[Stored records]

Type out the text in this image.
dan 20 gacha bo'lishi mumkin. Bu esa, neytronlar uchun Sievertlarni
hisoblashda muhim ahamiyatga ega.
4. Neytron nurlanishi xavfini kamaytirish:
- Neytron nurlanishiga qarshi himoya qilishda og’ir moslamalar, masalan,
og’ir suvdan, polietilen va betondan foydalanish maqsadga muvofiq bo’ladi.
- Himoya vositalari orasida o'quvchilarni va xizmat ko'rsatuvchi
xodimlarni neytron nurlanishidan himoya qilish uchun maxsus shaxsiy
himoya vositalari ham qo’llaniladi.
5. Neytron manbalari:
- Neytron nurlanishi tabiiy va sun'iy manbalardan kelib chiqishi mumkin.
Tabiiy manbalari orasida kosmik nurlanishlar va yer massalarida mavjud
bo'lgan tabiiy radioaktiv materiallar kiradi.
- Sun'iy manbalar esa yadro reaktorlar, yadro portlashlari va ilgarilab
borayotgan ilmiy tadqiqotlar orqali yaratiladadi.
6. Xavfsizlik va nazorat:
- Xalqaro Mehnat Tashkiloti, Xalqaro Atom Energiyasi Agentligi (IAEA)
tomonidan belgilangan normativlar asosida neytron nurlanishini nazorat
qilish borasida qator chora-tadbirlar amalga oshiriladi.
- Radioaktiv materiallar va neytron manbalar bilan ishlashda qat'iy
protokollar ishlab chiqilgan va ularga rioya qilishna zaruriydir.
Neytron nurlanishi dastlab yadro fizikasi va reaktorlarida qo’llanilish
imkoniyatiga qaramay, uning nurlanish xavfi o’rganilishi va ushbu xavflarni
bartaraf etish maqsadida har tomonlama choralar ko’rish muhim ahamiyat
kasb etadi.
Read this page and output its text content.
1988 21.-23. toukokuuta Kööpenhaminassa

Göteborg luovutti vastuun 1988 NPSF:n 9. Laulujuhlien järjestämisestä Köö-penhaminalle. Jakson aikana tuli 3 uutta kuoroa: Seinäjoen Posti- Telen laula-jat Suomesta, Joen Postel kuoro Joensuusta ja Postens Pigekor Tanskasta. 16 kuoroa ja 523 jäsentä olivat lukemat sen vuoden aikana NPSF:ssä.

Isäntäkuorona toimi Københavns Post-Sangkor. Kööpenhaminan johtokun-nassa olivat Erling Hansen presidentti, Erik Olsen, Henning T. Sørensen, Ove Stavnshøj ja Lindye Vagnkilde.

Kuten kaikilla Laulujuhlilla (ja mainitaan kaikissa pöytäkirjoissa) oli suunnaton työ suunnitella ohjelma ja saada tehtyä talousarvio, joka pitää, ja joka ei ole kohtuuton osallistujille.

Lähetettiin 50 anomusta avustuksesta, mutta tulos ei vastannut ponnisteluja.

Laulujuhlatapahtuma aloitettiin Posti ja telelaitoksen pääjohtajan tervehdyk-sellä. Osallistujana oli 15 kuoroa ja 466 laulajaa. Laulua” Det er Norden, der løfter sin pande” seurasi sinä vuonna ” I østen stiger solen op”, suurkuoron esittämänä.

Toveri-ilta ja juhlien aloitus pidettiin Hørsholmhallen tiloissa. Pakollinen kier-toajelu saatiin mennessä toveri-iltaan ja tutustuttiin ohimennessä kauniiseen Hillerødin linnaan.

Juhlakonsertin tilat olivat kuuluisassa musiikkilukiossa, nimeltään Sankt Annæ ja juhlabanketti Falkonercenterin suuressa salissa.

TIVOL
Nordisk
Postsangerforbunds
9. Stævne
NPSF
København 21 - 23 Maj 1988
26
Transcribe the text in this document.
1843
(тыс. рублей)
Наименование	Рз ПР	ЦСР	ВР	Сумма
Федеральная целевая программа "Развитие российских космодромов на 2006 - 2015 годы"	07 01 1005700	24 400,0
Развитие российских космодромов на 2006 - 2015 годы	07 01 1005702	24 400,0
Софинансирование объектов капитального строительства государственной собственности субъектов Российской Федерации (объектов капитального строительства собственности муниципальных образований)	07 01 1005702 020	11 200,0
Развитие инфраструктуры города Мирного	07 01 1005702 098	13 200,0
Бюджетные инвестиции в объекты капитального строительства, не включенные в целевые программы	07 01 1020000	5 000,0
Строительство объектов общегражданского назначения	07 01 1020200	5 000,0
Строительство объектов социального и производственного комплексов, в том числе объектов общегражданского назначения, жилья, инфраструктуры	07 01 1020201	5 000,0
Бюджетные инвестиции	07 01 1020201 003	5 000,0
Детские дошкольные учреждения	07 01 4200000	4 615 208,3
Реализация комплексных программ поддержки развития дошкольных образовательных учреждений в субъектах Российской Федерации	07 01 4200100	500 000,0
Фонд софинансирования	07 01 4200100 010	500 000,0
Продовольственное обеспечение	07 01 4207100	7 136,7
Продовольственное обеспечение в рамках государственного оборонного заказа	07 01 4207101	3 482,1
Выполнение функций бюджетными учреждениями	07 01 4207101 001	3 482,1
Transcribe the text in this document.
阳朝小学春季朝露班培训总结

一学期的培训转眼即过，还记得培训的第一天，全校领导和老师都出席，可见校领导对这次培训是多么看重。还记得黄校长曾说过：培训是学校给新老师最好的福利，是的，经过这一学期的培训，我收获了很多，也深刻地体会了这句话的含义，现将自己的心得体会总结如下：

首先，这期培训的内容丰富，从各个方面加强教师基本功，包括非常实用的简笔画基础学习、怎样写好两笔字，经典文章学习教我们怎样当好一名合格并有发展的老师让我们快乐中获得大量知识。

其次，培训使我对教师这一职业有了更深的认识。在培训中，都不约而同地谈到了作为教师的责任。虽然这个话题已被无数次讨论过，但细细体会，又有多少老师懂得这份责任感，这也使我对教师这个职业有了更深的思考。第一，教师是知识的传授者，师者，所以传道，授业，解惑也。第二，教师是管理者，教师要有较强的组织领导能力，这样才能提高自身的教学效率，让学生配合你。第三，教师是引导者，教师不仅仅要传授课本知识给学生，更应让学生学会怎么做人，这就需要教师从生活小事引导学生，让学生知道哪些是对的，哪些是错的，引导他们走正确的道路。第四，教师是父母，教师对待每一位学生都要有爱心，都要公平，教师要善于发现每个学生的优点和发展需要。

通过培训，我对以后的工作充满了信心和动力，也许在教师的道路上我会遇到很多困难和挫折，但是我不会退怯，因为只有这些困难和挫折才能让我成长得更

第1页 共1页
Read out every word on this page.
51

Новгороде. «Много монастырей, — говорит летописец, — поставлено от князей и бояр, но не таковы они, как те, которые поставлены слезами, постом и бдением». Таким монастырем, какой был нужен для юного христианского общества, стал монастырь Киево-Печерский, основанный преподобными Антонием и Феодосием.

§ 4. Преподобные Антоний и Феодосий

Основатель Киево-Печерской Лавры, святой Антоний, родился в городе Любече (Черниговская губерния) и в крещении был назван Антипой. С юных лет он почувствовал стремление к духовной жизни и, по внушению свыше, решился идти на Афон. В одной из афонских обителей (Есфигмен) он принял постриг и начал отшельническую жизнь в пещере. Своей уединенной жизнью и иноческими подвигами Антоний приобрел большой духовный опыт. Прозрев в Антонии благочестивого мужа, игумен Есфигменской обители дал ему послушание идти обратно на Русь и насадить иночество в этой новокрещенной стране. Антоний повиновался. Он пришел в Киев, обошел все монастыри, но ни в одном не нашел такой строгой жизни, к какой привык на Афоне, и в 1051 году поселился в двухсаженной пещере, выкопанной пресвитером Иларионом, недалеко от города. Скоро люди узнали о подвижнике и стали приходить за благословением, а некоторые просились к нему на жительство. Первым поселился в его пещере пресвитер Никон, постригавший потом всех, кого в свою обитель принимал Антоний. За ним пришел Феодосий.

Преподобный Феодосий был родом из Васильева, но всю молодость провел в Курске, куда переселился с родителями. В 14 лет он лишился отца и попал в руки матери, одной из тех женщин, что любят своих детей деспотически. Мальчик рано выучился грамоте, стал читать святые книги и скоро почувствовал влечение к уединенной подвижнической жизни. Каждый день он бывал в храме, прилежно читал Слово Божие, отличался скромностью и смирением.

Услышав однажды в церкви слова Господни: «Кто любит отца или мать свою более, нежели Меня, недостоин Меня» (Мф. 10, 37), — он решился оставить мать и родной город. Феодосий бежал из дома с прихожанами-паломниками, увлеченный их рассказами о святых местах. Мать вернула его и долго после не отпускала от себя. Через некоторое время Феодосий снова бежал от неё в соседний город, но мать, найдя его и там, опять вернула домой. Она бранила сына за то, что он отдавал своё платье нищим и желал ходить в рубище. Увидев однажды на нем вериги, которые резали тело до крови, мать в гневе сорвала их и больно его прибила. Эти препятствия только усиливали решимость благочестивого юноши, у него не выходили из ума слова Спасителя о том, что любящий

• [Problem description]
State the count of lines in the data holding the word "Развитие", adding nothing to it.

• [Exercise answer]
3